DIRECTIVE:
Quote all entries exactly, leaving pictures aside.
:: STORED DATA
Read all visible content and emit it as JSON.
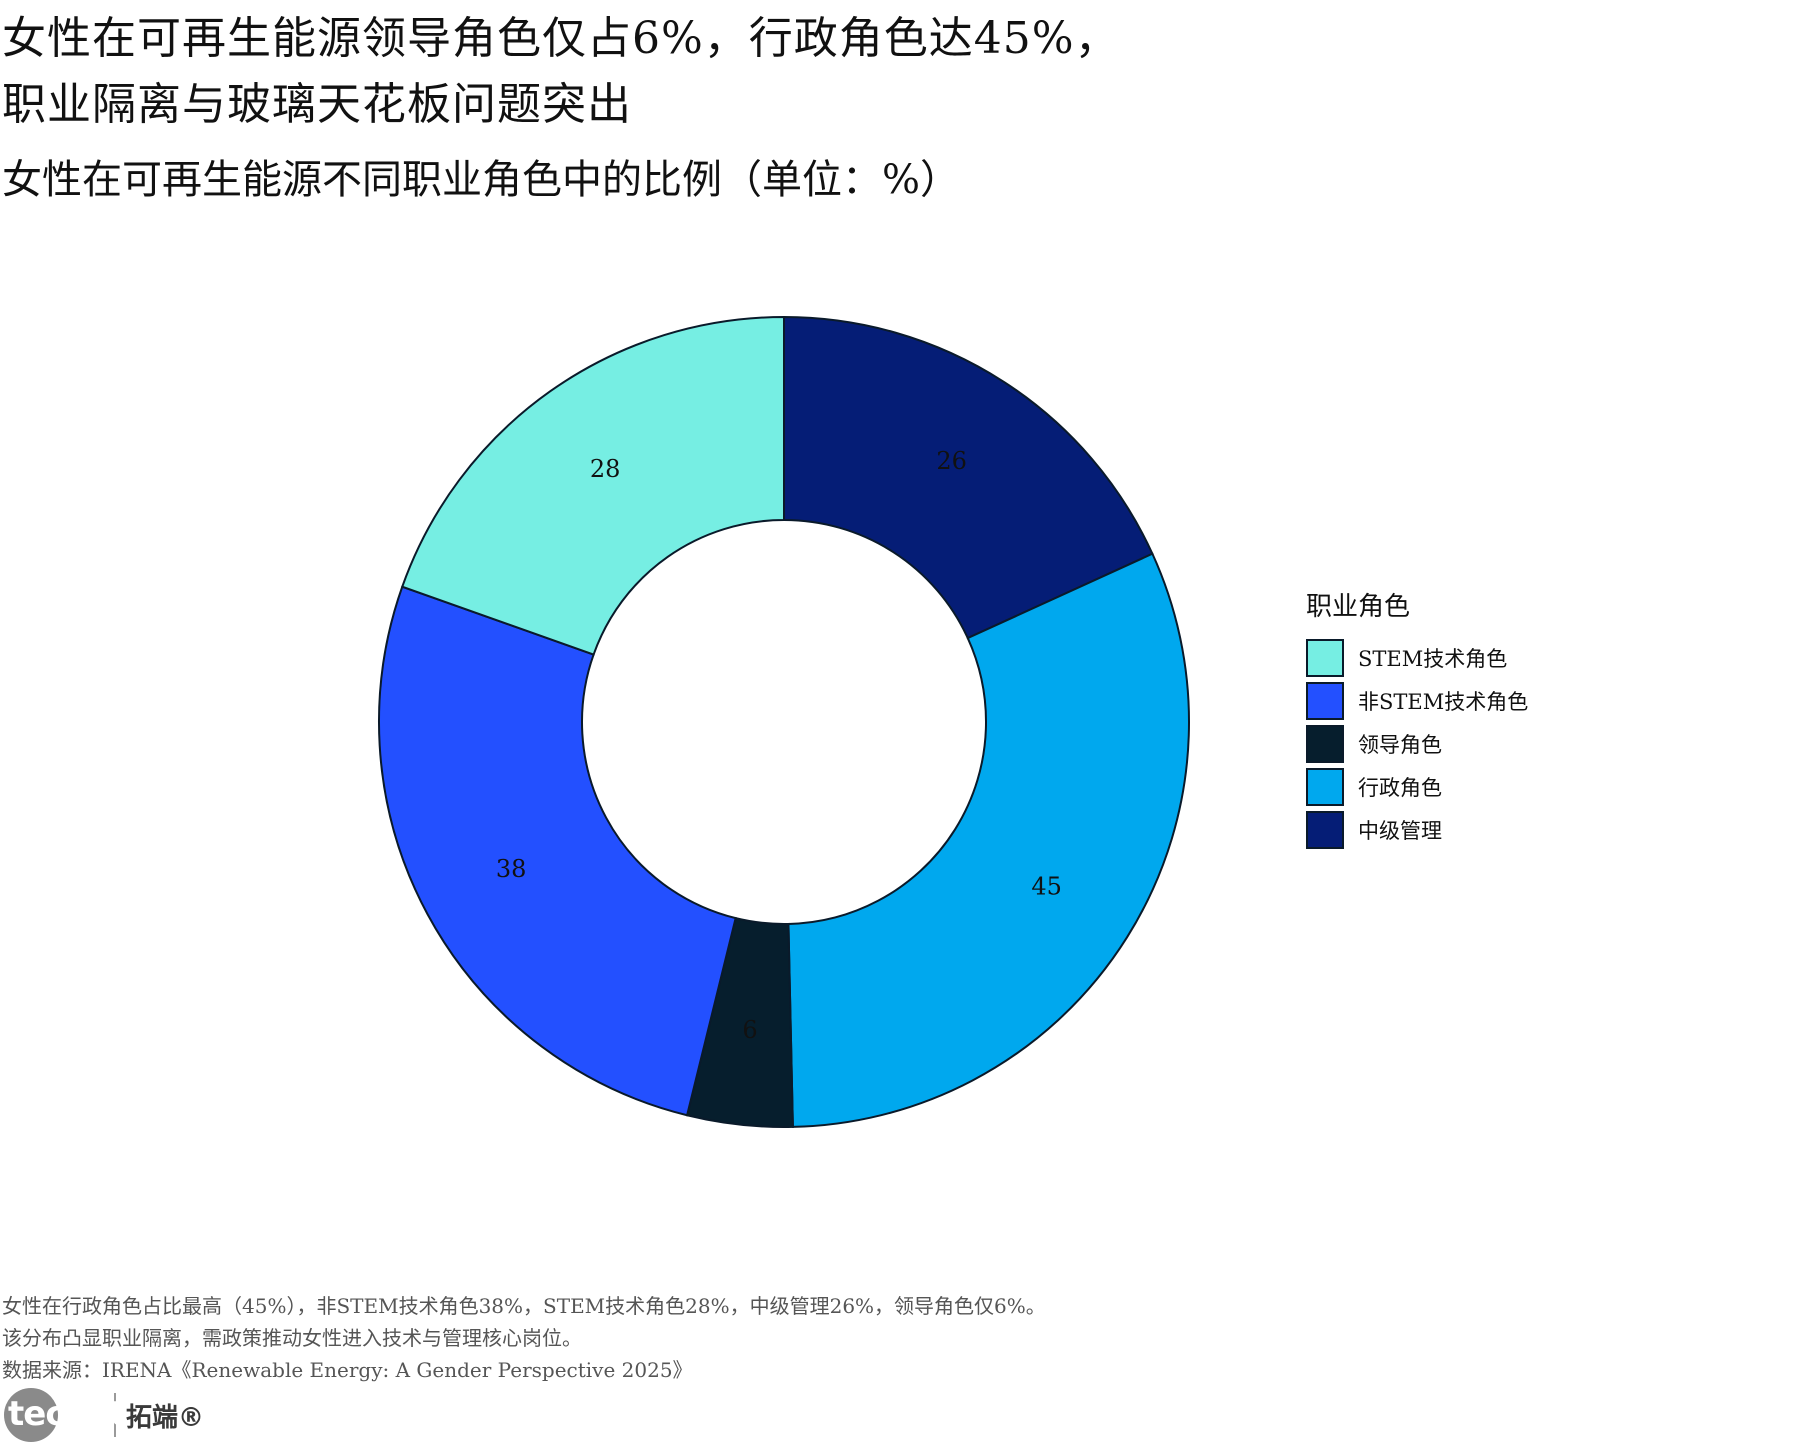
{
  "header": {
    "title_line1": "女性在可再生能源领导角色仅占6%，行政角色达45%，",
    "title_line2": "职业隔离与玻璃天花板问题突出",
    "subtitle": "女性在可再生能源不同职业角色中的比例（单位：%）"
  },
  "chart_data": {
    "type": "pie",
    "donut": true,
    "title": "女性在可再生能源领导角色仅占6%，行政角色达45%，职业隔离与玻璃天花板问题突出",
    "subtitle": "女性在可再生能源不同职业角色中的比例（单位：%）",
    "legend_title": "职业角色",
    "legend_position": "right",
    "categories": [
      "STEM技术角色",
      "非STEM技术角色",
      "领导角色",
      "行政角色",
      "中级管理"
    ],
    "values": [
      28,
      38,
      6,
      45,
      26
    ],
    "data_labels": [
      "28",
      "38",
      "6",
      "45",
      "26"
    ],
    "colors": [
      "#76EEE3",
      "#2350FF",
      "#061E2D",
      "#00A8EE",
      "#051D76"
    ],
    "slice_order_clockwise_from_top": [
      "中级管理",
      "行政角色",
      "领导角色",
      "非STEM技术角色",
      "STEM技术角色"
    ]
  },
  "notes": {
    "line1": "女性在行政角色占比最高（45%），非STEM技术角色38%，STEM技术角色28%，中级管理26%，领导角色仅6%。",
    "line2": "该分布凸显职业隔离，需政策推动女性进入技术与管理核心岗位。",
    "source": "数据来源：IRENA《Renewable Energy: A Gender Perspective 2025》"
  },
  "brand": {
    "logo_text": "tecdat",
    "cn_name": "拓端®"
  }
}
::::
EXERCISE ANSWER:
Read all visible content and emit it as JSON.
{
  "header": {
    "title_line1": "女性在可再生能源领导角色仅占6%，行政角色达45%，",
    "title_line2": "职业隔离与玻璃天花板问题突出",
    "subtitle": "女性在可再生能源不同职业角色中的比例（单位：%）"
  },
  "chart_data": {
    "type": "pie",
    "donut": true,
    "title": "女性在可再生能源领导角色仅占6%，行政角色达45%，职业隔离与玻璃天花板问题突出",
    "subtitle": "女性在可再生能源不同职业角色中的比例（单位：%）",
    "legend_title": "职业角色",
    "legend_position": "right",
    "categories": [
      "STEM技术角色",
      "非STEM技术角色",
      "领导角色",
      "行政角色",
      "中级管理"
    ],
    "values": [
      28,
      38,
      6,
      45,
      26
    ],
    "data_labels": [
      "28",
      "38",
      "6",
      "45",
      "26"
    ],
    "colors": [
      "#76EEE3",
      "#2350FF",
      "#061E2D",
      "#00A8EE",
      "#051D76"
    ],
    "slice_order_clockwise_from_top": [
      "中级管理",
      "行政角色",
      "领导角色",
      "非STEM技术角色",
      "STEM技术角色"
    ]
  },
  "notes": {
    "line1": "女性在行政角色占比最高（45%），非STEM技术角色38%，STEM技术角色28%，中级管理26%，领导角色仅6%。",
    "line2": "该分布凸显职业隔离，需政策推动女性进入技术与管理核心岗位。",
    "source": "数据来源：IRENA《Renewable Energy: A Gender Perspective 2025》"
  },
  "brand": {
    "logo_text": "tecdat",
    "cn_name": "拓端®"
  }
}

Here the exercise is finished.